### [What the task asks]
Copy the full set of lines exactly as given.

[Saved entries]
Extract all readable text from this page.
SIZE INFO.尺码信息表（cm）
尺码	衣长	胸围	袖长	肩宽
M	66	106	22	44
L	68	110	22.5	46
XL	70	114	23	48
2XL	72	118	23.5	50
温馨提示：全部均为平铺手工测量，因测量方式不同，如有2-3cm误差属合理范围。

### [Answer in full]
Extract all readable text from this page.
SIZE INFO.尺码信息表（cm）
尺码	衣长	胸围	袖长	肩宽
M	66	106	22	44
L	68	110	22.5	46
XL	70	114	23	48
2XL	72	118	23.5	50
温馨提示：全部均为平铺手工测量，因测量方式不同，如有2-3cm误差属合理范围。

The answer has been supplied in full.